MATERIAL PROVIDED ::
+++

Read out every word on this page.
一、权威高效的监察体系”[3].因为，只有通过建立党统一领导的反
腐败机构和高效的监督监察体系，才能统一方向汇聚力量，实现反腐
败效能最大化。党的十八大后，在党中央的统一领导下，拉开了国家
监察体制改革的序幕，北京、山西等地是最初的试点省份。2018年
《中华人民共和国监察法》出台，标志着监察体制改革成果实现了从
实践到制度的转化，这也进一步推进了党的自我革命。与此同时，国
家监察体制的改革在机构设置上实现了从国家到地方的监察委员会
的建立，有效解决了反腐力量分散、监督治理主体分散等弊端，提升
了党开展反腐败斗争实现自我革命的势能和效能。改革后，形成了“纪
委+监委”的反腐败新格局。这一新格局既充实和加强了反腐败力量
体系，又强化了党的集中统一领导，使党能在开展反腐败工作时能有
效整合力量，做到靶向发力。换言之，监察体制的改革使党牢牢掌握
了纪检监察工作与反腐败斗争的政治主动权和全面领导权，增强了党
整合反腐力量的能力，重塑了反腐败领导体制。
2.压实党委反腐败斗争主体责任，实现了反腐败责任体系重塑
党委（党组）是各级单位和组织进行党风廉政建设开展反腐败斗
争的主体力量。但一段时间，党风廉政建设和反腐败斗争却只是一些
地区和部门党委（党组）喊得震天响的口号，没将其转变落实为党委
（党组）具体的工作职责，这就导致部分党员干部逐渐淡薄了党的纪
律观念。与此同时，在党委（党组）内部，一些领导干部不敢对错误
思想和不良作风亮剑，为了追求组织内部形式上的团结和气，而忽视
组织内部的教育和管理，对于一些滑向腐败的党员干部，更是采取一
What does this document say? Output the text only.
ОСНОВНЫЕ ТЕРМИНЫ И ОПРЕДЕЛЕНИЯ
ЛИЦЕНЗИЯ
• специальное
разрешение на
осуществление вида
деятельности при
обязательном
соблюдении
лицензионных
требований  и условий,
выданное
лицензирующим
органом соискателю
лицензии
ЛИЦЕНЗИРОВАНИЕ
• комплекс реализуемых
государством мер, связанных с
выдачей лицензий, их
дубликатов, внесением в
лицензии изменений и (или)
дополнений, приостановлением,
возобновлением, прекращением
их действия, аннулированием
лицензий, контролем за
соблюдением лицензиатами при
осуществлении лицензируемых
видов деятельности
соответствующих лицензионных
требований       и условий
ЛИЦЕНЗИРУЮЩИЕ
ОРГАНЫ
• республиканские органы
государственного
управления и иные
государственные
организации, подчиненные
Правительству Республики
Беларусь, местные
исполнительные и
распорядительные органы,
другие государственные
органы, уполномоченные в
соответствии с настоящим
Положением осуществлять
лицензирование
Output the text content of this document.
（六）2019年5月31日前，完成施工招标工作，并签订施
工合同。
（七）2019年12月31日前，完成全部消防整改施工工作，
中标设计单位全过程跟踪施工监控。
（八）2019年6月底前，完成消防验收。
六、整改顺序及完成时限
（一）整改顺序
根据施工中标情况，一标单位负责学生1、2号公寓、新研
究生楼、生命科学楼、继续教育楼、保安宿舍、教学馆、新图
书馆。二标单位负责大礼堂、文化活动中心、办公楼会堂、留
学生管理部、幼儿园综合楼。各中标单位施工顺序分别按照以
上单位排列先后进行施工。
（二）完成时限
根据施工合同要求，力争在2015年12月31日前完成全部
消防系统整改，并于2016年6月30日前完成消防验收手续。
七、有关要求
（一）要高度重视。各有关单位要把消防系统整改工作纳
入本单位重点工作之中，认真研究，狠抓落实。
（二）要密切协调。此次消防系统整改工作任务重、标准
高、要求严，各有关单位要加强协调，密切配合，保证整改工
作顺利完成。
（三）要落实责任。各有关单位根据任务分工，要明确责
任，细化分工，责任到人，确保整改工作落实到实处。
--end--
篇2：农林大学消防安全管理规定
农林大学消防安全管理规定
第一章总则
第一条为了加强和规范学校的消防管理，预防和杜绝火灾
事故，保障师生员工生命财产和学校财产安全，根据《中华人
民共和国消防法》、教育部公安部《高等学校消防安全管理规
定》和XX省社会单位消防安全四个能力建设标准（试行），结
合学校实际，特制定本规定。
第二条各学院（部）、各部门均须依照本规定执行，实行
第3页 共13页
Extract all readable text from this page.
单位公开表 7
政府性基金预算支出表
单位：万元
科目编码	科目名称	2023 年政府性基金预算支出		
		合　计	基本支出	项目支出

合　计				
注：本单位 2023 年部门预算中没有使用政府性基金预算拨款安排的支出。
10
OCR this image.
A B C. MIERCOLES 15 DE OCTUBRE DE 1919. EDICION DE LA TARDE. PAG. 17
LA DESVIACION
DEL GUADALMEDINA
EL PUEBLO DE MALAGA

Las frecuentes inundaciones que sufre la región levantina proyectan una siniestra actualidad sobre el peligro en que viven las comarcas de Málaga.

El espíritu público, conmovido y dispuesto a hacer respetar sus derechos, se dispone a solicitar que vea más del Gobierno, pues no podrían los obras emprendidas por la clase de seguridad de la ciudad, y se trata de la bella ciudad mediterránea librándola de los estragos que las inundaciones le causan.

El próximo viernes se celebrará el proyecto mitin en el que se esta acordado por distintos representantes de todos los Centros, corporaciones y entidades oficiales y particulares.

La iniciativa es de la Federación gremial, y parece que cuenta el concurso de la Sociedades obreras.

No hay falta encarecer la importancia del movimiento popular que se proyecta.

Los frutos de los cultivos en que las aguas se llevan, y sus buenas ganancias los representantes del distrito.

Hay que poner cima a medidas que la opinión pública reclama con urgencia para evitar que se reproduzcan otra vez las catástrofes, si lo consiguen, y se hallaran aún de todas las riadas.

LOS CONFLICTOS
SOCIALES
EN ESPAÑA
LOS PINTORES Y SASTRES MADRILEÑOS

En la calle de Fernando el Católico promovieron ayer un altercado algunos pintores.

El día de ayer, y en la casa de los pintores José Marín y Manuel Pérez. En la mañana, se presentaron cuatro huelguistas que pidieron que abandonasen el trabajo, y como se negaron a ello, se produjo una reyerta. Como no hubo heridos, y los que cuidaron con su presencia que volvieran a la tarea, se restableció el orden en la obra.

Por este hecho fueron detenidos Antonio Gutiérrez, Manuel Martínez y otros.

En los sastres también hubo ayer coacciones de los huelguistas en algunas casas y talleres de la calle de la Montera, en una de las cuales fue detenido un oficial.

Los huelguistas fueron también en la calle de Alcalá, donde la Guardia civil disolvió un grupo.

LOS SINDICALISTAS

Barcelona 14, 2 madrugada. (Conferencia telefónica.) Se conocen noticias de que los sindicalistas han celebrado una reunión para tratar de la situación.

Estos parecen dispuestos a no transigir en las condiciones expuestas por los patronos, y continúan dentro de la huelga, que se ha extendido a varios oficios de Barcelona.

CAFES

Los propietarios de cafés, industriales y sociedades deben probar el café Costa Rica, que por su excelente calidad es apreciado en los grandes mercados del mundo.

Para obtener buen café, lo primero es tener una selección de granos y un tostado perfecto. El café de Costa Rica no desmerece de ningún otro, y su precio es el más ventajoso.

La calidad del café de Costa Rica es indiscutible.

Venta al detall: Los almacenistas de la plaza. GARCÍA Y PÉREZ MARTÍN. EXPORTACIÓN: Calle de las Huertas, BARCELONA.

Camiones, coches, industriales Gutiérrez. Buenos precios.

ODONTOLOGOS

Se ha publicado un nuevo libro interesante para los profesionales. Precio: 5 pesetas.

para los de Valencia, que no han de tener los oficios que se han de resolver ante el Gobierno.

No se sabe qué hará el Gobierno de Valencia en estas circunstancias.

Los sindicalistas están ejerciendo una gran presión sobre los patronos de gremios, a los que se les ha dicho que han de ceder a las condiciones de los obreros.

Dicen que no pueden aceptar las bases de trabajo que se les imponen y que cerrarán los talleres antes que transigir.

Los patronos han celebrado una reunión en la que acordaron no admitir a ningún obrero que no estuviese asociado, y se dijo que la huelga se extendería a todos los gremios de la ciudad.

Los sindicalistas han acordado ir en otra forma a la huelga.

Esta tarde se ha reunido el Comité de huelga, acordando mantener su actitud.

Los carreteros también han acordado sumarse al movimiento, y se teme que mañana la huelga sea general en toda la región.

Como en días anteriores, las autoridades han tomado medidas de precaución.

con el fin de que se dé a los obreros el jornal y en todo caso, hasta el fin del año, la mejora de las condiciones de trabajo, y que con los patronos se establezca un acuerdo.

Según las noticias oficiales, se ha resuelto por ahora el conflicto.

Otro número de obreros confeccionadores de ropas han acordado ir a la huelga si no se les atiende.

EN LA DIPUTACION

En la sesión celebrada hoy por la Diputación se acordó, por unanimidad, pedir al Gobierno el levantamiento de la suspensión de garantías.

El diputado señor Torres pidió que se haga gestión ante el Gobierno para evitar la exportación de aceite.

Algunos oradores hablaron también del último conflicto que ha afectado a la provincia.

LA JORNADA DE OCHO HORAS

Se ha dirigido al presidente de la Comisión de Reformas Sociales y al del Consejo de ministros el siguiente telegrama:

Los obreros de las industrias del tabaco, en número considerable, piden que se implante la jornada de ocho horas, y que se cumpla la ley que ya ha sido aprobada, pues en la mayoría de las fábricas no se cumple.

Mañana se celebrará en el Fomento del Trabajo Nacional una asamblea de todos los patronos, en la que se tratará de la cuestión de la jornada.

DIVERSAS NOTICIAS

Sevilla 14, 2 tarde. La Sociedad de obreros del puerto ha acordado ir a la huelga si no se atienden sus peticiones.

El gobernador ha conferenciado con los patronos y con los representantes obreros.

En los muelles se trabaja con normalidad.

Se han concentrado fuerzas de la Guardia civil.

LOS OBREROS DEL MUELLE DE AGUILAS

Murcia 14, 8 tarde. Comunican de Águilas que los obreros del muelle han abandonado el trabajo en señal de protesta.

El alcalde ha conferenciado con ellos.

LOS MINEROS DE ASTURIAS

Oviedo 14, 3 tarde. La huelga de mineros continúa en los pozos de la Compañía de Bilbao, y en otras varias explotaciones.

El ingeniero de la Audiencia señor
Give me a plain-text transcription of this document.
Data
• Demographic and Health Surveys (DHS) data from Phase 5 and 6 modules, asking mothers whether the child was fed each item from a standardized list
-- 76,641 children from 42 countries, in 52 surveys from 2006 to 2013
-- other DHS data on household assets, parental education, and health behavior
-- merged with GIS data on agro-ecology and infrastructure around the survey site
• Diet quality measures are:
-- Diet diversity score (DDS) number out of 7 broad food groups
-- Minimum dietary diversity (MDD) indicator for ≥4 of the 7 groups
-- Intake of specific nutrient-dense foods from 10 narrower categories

+++

PROBLEM STATEMENT :: Select the lines that carry the string "Como" and copy them.

ANSWER TO THIS PROBLEM ::
El día de ayer, y en la casa de los pintores José Marín y Manuel Pérez. En la mañana, se presentaron cuatro huelguistas que pidieron que abandonasen el trabajo, y como se negaron a ello, se produjo una reyerta. Como no hubo heridos, y los que cuidaron con su presencia que volvieran a la tarea, se restableció el orden en la obra.
Como en días anteriores, las autoridades han tomado medidas de precaución.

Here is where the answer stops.